▶ [DATA SHOWN]
• • •

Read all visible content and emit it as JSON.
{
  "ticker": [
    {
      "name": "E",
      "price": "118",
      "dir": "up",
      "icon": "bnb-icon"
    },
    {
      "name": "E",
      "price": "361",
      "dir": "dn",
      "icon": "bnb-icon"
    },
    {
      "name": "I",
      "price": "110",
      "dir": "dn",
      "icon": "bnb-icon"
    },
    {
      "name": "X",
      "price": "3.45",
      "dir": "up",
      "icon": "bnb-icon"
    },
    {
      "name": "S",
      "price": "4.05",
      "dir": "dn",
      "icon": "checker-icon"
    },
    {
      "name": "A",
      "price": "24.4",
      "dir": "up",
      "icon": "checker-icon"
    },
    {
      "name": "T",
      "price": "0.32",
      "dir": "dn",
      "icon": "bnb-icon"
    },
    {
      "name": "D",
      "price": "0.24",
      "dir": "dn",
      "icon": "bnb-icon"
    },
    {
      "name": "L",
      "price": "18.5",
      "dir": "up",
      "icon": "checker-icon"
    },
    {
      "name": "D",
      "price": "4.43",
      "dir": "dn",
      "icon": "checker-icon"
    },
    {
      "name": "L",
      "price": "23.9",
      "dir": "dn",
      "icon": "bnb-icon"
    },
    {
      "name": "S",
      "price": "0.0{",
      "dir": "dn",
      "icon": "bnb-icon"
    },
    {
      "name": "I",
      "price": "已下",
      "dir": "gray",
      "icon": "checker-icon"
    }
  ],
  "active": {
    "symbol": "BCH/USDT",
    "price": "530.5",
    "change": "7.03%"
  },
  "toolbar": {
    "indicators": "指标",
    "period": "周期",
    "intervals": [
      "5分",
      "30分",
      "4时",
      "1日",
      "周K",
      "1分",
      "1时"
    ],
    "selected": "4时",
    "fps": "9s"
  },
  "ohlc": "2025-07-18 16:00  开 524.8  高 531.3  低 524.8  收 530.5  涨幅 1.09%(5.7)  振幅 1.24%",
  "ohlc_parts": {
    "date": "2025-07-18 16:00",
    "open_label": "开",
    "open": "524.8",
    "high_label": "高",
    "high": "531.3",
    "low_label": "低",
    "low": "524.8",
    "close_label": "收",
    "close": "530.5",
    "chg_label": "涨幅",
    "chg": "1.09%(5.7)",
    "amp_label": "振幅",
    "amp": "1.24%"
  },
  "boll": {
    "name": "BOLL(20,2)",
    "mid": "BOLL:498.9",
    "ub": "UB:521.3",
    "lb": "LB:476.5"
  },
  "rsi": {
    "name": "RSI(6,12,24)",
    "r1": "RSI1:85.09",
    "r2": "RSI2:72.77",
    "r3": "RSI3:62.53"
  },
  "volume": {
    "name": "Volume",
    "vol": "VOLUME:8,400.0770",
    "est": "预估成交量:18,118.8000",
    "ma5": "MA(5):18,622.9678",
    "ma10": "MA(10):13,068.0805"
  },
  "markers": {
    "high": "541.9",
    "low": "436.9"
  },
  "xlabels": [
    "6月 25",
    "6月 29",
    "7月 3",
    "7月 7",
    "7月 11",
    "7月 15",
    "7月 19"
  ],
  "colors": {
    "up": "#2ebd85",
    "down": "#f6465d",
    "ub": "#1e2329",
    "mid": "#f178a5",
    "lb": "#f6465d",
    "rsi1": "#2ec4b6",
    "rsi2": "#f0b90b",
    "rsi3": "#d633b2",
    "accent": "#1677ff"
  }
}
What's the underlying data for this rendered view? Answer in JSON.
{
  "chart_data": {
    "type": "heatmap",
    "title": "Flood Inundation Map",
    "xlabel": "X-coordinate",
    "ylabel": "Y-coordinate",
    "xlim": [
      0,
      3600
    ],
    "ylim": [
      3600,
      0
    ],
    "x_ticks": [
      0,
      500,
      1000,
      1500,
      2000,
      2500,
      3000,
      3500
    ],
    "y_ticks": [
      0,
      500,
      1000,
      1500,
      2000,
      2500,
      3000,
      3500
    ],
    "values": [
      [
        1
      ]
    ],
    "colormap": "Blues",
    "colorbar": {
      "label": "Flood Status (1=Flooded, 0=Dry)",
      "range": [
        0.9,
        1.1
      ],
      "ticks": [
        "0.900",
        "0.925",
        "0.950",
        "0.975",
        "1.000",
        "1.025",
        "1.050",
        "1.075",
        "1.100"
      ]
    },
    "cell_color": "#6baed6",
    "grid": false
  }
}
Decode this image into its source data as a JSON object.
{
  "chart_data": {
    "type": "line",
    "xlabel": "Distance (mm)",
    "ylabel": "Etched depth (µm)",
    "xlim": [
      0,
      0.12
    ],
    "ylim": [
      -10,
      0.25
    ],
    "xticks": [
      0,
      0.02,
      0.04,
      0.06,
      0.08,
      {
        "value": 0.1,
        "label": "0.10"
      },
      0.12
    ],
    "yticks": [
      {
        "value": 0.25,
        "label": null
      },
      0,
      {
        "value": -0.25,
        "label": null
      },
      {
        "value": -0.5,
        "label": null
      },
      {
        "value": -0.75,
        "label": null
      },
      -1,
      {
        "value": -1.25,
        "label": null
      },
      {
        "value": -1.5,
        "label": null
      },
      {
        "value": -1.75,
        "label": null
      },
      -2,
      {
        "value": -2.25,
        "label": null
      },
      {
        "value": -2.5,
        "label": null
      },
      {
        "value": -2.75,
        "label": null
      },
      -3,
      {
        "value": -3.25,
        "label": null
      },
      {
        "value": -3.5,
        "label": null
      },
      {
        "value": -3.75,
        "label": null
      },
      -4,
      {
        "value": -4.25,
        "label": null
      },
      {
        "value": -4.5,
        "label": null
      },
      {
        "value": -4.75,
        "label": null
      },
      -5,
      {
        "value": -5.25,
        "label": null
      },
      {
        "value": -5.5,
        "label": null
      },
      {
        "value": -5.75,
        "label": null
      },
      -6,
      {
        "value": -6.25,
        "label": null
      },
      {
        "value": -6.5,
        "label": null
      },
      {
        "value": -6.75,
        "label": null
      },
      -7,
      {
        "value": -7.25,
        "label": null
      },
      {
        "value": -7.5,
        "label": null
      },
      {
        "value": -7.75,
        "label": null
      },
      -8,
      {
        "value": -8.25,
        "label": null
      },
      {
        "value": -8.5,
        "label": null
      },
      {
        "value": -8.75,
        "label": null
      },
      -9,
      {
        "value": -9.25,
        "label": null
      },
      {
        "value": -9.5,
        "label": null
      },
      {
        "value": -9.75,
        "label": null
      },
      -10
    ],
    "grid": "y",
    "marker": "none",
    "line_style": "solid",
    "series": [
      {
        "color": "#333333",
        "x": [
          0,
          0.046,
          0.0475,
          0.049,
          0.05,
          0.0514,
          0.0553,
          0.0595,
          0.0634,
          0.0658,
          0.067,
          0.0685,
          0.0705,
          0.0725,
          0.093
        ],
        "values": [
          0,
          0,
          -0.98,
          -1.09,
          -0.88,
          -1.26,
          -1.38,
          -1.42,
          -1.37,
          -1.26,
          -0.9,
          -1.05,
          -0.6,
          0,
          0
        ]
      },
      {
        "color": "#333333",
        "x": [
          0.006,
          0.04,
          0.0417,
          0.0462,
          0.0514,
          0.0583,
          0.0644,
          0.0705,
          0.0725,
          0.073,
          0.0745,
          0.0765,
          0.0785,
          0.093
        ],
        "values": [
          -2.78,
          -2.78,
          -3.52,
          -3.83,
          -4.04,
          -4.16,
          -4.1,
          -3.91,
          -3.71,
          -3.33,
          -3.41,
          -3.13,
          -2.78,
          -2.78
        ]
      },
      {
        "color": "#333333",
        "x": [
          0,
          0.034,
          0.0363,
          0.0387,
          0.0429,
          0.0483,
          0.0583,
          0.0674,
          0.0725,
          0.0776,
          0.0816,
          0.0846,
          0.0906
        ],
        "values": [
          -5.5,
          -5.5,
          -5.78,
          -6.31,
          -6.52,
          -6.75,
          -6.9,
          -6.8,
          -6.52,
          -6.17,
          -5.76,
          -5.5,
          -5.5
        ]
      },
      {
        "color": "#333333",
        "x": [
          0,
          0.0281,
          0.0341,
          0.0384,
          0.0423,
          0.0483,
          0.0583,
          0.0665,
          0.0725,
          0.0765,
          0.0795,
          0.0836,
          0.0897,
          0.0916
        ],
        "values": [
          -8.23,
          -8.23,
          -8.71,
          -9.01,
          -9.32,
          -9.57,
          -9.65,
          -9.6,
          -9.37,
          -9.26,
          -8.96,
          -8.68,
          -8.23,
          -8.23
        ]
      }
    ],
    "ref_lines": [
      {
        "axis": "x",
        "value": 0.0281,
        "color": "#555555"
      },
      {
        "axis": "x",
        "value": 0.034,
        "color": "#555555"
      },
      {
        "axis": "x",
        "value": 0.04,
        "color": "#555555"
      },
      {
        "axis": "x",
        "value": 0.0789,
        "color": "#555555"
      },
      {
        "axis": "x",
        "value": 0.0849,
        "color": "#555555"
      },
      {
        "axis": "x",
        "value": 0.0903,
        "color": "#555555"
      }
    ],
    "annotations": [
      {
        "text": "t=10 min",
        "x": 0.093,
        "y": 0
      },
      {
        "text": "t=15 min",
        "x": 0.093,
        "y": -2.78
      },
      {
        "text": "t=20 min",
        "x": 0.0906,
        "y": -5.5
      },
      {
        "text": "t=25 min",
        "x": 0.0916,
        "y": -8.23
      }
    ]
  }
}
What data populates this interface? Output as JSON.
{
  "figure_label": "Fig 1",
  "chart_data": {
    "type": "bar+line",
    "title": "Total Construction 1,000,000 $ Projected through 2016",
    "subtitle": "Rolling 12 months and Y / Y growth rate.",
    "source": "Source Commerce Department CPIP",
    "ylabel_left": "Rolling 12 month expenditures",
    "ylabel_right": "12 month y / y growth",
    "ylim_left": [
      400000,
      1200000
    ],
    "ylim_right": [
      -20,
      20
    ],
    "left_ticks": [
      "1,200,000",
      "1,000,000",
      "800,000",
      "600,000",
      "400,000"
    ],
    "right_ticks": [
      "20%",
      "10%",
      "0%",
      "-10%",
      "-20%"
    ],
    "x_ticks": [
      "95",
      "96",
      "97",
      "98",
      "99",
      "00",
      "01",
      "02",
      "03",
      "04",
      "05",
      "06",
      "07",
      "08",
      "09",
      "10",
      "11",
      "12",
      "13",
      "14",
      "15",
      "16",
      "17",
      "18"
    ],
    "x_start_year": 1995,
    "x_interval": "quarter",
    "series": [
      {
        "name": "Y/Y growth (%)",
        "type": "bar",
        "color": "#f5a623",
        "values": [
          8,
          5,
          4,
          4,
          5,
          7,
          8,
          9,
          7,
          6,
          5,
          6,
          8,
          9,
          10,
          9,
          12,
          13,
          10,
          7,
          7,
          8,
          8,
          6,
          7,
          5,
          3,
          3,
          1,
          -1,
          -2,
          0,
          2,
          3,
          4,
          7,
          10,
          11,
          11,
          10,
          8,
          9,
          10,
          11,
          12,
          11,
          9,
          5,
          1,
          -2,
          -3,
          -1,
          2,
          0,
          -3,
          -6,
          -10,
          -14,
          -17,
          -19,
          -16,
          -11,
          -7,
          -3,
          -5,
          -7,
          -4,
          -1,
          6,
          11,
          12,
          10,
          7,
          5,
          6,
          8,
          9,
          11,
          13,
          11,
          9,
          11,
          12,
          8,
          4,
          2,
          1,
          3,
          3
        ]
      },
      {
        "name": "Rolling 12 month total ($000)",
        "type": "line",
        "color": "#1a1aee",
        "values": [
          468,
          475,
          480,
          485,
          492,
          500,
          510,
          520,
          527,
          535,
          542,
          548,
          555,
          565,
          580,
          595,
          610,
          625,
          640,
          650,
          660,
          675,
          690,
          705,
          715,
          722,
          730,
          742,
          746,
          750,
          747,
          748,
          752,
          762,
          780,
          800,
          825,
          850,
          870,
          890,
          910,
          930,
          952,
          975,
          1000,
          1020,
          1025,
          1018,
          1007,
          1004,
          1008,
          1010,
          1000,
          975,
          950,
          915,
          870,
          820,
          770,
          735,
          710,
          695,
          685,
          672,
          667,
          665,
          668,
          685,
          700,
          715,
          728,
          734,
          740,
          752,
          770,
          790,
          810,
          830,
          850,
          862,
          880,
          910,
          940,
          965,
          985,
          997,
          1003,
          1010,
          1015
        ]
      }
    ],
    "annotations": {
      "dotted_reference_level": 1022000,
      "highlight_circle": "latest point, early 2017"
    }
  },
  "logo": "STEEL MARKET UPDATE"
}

• • •

▶ [THE PROBLEM] Show every line from the entries above in which "source" appears.

▶ [EXERCISE SOLUTION]
Decode this image into its source data as a JSON object.
    "source": "Source Commerce Department CPIP",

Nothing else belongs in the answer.